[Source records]

**********

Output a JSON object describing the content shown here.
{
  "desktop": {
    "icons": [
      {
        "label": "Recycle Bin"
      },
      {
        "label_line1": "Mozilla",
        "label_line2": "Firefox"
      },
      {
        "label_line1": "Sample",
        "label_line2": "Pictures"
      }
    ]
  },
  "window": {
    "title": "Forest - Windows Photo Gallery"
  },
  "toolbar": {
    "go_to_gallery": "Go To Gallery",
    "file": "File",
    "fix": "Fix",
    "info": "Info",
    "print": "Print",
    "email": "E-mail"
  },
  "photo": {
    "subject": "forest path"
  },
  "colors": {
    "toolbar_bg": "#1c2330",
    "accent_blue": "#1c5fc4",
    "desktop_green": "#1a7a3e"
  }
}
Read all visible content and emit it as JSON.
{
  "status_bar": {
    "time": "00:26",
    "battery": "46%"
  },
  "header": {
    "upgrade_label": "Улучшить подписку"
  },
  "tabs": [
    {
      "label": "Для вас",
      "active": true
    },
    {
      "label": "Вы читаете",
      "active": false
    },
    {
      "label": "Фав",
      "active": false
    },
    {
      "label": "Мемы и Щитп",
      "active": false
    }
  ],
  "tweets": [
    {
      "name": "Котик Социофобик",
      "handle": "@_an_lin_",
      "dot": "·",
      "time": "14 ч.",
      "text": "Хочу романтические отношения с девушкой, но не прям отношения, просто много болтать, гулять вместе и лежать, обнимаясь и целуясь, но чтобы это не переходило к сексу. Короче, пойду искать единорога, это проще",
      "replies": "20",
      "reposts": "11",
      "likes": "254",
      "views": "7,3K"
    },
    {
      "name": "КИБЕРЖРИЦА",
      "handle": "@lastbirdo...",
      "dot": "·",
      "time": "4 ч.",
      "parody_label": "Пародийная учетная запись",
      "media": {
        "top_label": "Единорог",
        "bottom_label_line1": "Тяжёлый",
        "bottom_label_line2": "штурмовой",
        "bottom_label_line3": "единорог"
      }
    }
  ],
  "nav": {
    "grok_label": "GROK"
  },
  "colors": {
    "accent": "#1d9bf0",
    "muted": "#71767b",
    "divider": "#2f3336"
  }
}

**********

* Required task *
Everything in the listing above should be restated exactly.

* The answer *
Output a JSON object describing the content shown here.
{
  "desktop": {
    "icons": [
      {
        "label": "Recycle Bin"
      },
      {
        "label_line1": "Mozilla",
        "label_line2": "Firefox"
      },
      {
        "label_line1": "Sample",
        "label_line2": "Pictures"
      }
    ]
  },
  "window": {
    "title": "Forest - Windows Photo Gallery"
  },
  "toolbar": {
    "go_to_gallery": "Go To Gallery",
    "file": "File",
    "fix": "Fix",
    "info": "Info",
    "print": "Print",
    "email": "E-mail"
  },
  "photo": {
    "subject": "forest path"
  },
  "colors": {
    "toolbar_bg": "#1c2330",
    "accent_blue": "#1c5fc4",
    "desktop_green": "#1a7a3e"
  }
}
Read all visible content and emit it as JSON.
{
  "status_bar": {
    "time": "00:26",
    "battery": "46%"
  },
  "header": {
    "upgrade_label": "Улучшить подписку"
  },
  "tabs": [
    {
      "label": "Для вас",
      "active": true
    },
    {
      "label": "Вы читаете",
      "active": false
    },
    {
      "label": "Фав",
      "active": false
    },
    {
      "label": "Мемы и Щитп",
      "active": false
    }
  ],
  "tweets": [
    {
      "name": "Котик Социофобик",
      "handle": "@_an_lin_",
      "dot": "·",
      "time": "14 ч.",
      "text": "Хочу романтические отношения с девушкой, но не прям отношения, просто много болтать, гулять вместе и лежать, обнимаясь и целуясь, но чтобы это не переходило к сексу. Короче, пойду искать единорога, это проще",
      "replies": "20",
      "reposts": "11",
      "likes": "254",
      "views": "7,3K"
    },
    {
      "name": "КИБЕРЖРИЦА",
      "handle": "@lastbirdo...",
      "dot": "·",
      "time": "4 ч.",
      "parody_label": "Пародийная учетная запись",
      "media": {
        "top_label": "Единорог",
        "bottom_label_line1": "Тяжёлый",
        "bottom_label_line2": "штурмовой",
        "bottom_label_line3": "единорог"
      }
    }
  ],
  "nav": {
    "grok_label": "GROK"
  },
  "colors": {
    "accent": "#1d9bf0",
    "muted": "#71767b",
    "divider": "#2f3336"
  }
}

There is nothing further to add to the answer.